Source data:
%%

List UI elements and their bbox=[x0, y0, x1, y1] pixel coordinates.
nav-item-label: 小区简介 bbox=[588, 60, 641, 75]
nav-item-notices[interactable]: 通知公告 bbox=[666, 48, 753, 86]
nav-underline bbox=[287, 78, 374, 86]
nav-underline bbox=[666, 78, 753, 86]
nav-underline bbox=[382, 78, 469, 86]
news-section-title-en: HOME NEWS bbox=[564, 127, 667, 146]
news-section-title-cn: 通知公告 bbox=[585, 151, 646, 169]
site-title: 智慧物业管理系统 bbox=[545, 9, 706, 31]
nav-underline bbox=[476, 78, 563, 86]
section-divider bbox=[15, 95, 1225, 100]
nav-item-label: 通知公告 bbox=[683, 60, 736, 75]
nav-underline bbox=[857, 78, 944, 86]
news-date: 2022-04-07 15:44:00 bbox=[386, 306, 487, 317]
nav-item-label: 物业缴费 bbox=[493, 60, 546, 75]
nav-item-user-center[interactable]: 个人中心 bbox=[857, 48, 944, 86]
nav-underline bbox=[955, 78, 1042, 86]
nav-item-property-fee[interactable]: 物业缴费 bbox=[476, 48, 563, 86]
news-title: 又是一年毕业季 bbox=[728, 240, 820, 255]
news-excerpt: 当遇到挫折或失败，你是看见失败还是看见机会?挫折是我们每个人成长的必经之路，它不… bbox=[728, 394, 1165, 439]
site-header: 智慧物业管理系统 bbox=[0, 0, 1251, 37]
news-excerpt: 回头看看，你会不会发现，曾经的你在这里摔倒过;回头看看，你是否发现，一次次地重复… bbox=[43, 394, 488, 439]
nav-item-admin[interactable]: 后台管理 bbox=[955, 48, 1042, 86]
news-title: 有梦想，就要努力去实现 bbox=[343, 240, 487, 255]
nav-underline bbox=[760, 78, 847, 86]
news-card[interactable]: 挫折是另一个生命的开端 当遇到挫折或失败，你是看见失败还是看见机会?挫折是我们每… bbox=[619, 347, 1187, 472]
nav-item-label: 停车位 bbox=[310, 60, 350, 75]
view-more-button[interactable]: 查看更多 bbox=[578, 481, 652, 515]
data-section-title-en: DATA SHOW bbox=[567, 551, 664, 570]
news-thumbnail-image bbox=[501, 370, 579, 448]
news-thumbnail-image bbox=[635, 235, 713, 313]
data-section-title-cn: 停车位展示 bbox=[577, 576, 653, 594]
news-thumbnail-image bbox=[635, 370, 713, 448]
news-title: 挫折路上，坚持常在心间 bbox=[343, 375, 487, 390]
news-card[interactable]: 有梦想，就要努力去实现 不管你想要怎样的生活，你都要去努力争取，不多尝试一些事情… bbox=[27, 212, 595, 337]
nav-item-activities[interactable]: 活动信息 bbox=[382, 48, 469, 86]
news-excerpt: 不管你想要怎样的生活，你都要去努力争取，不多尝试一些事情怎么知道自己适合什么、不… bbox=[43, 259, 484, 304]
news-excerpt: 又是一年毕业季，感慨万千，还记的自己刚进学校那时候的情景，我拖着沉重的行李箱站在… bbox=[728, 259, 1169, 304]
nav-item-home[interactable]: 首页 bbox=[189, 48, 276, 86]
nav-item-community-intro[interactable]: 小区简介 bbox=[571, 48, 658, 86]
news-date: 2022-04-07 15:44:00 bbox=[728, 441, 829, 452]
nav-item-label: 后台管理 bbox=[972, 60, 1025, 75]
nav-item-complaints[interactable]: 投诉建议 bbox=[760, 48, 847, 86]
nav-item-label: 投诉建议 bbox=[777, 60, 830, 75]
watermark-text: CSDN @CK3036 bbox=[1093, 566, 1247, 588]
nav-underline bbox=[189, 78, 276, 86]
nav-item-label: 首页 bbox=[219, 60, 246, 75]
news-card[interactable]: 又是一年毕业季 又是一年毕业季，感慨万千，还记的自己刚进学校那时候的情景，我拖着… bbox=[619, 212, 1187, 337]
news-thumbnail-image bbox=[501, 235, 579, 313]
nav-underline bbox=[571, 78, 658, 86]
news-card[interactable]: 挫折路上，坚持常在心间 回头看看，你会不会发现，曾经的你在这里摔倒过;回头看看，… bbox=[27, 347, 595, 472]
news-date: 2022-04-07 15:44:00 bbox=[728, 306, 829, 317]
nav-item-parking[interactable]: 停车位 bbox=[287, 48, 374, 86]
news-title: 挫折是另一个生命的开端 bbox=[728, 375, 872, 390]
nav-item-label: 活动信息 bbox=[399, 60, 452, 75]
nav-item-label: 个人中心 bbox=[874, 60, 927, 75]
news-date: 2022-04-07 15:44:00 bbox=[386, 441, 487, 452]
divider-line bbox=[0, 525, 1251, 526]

%%

Reproduce every line of the records above verbatim, without any changes.

__Written solution__:
List UI elements and their bbox=[x0, y0, x1, y1] pixel coordinates.
nav-item-label: 小区简介 bbox=[588, 60, 641, 75]
nav-item-notices[interactable]: 通知公告 bbox=[666, 48, 753, 86]
nav-underline bbox=[287, 78, 374, 86]
nav-underline bbox=[666, 78, 753, 86]
nav-underline bbox=[382, 78, 469, 86]
news-section-title-en: HOME NEWS bbox=[564, 127, 667, 146]
news-section-title-cn: 通知公告 bbox=[585, 151, 646, 169]
site-title: 智慧物业管理系统 bbox=[545, 9, 706, 31]
nav-underline bbox=[476, 78, 563, 86]
section-divider bbox=[15, 95, 1225, 100]
nav-item-label: 通知公告 bbox=[683, 60, 736, 75]
nav-underline bbox=[857, 78, 944, 86]
news-date: 2022-04-07 15:44:00 bbox=[386, 306, 487, 317]
nav-item-label: 物业缴费 bbox=[493, 60, 546, 75]
nav-item-user-center[interactable]: 个人中心 bbox=[857, 48, 944, 86]
nav-underline bbox=[955, 78, 1042, 86]
nav-item-property-fee[interactable]: 物业缴费 bbox=[476, 48, 563, 86]
news-title: 又是一年毕业季 bbox=[728, 240, 820, 255]
news-excerpt: 当遇到挫折或失败，你是看见失败还是看见机会?挫折是我们每个人成长的必经之路，它不… bbox=[728, 394, 1165, 439]
site-header: 智慧物业管理系统 bbox=[0, 0, 1251, 37]
news-excerpt: 回头看看，你会不会发现，曾经的你在这里摔倒过;回头看看，你是否发现，一次次地重复… bbox=[43, 394, 488, 439]
nav-item-admin[interactable]: 后台管理 bbox=[955, 48, 1042, 86]
news-title: 有梦想，就要努力去实现 bbox=[343, 240, 487, 255]
nav-underline bbox=[760, 78, 847, 86]
news-card[interactable]: 挫折是另一个生命的开端 当遇到挫折或失败，你是看见失败还是看见机会?挫折是我们每… bbox=[619, 347, 1187, 472]
nav-item-label: 停车位 bbox=[310, 60, 350, 75]
view-more-button[interactable]: 查看更多 bbox=[578, 481, 652, 515]
data-section-title-en: DATA SHOW bbox=[567, 551, 664, 570]
news-thumbnail-image bbox=[501, 370, 579, 448]
news-thumbnail-image bbox=[635, 235, 713, 313]
data-section-title-cn: 停车位展示 bbox=[577, 576, 653, 594]
news-thumbnail-image bbox=[635, 370, 713, 448]
news-title: 挫折路上，坚持常在心间 bbox=[343, 375, 487, 390]
news-card[interactable]: 有梦想，就要努力去实现 不管你想要怎样的生活，你都要去努力争取，不多尝试一些事情… bbox=[27, 212, 595, 337]
nav-item-activities[interactable]: 活动信息 bbox=[382, 48, 469, 86]
news-excerpt: 不管你想要怎样的生活，你都要去努力争取，不多尝试一些事情怎么知道自己适合什么、不… bbox=[43, 259, 484, 304]
news-excerpt: 又是一年毕业季，感慨万千，还记的自己刚进学校那时候的情景，我拖着沉重的行李箱站在… bbox=[728, 259, 1169, 304]
nav-item-home[interactable]: 首页 bbox=[189, 48, 276, 86]
nav-item-community-intro[interactable]: 小区简介 bbox=[571, 48, 658, 86]
news-date: 2022-04-07 15:44:00 bbox=[728, 441, 829, 452]
nav-item-label: 后台管理 bbox=[972, 60, 1025, 75]
nav-item-complaints[interactable]: 投诉建议 bbox=[760, 48, 847, 86]
nav-item-label: 投诉建议 bbox=[777, 60, 830, 75]
watermark-text: CSDN @CK3036 bbox=[1093, 566, 1247, 588]
nav-underline bbox=[189, 78, 276, 86]
nav-item-label: 首页 bbox=[219, 60, 246, 75]
news-card[interactable]: 又是一年毕业季 又是一年毕业季，感慨万千，还记的自己刚进学校那时候的情景，我拖着… bbox=[619, 212, 1187, 337]
news-thumbnail-image bbox=[501, 235, 579, 313]
nav-underline bbox=[571, 78, 658, 86]
news-card[interactable]: 挫折路上，坚持常在心间 回头看看，你会不会发现，曾经的你在这里摔倒过;回头看看，… bbox=[27, 347, 595, 472]
news-date: 2022-04-07 15:44:00 bbox=[728, 306, 829, 317]
nav-item-parking[interactable]: 停车位 bbox=[287, 48, 374, 86]
news-title: 挫折是另一个生命的开端 bbox=[728, 375, 872, 390]
nav-item-label: 活动信息 bbox=[399, 60, 452, 75]
nav-item-label: 个人中心 bbox=[874, 60, 927, 75]
news-date: 2022-04-07 15:44:00 bbox=[386, 441, 487, 452]
divider-line bbox=[0, 525, 1251, 526]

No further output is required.